All lines in the data bearing the string "Atlas" should be identified and copied.

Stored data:
Start
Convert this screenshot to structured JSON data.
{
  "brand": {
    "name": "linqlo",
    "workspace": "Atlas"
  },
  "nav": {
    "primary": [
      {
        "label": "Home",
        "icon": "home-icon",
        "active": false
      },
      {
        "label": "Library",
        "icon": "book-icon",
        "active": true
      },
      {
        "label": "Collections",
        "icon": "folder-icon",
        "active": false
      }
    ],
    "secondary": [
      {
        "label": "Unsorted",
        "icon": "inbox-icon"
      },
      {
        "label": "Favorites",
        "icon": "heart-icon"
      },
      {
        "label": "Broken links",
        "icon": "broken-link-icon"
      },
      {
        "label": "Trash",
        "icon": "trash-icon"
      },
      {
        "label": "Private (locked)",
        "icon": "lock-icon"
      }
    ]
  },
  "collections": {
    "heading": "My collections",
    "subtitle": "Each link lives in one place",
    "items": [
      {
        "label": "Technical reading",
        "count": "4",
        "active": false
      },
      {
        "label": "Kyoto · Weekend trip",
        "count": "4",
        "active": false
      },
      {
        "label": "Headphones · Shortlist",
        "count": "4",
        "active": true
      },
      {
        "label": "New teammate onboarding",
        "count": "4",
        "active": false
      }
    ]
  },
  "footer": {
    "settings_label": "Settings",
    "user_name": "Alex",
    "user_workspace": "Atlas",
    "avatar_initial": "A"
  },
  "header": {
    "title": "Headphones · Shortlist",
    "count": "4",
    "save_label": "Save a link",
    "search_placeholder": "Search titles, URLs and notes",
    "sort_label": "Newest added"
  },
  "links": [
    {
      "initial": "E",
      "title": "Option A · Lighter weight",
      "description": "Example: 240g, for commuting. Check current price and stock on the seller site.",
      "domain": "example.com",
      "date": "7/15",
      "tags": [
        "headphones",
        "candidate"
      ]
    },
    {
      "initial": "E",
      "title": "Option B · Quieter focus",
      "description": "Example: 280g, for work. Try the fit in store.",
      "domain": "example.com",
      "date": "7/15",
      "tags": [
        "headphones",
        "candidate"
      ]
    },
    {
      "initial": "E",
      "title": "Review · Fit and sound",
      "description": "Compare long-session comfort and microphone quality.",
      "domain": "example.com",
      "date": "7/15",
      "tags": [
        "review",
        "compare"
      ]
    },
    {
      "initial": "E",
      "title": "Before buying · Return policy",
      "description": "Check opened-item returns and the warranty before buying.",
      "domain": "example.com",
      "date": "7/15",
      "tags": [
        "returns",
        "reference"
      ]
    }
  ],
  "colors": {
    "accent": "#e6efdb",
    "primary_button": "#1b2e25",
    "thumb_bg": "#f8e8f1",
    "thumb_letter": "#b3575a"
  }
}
End
Start
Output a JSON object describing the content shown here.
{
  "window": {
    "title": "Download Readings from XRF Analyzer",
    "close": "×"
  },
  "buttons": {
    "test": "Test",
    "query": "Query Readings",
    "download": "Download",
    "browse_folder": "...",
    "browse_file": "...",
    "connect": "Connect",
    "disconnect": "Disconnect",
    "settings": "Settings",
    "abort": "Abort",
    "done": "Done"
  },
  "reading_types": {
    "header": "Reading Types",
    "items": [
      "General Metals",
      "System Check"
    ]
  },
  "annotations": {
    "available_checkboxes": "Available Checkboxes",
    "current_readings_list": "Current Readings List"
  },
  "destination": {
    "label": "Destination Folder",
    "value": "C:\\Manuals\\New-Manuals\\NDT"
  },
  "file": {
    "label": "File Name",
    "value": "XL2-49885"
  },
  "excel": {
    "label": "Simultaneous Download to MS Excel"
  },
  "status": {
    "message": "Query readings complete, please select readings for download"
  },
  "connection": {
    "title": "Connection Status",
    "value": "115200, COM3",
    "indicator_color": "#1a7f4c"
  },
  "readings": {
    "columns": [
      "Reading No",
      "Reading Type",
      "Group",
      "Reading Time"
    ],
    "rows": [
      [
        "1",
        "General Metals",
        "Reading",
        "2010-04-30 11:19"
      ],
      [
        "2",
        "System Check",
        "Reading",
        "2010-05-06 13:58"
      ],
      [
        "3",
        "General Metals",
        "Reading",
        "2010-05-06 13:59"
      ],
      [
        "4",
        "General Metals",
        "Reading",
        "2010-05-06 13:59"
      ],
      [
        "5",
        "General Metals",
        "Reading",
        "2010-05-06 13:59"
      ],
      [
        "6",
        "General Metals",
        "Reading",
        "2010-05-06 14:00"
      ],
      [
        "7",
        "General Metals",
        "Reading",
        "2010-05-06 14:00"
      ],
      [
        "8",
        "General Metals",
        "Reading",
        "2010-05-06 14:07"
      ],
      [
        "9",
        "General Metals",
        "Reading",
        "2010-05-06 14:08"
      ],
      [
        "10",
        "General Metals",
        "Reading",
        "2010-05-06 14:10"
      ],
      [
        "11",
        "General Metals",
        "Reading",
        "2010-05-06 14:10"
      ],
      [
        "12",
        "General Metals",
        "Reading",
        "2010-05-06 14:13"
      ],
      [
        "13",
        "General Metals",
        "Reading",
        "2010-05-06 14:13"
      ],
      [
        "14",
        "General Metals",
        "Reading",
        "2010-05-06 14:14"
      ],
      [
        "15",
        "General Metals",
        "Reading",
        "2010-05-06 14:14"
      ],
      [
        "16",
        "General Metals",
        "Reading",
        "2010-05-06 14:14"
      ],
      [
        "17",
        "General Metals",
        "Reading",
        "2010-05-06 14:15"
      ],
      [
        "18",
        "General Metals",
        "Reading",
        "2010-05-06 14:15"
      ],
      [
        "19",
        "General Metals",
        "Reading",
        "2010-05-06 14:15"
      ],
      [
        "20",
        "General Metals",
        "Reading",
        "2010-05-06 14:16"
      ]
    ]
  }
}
End
SOLVED PROBLEM >>
    "workspace": "Atlas"
    "user_workspace": "Atlas",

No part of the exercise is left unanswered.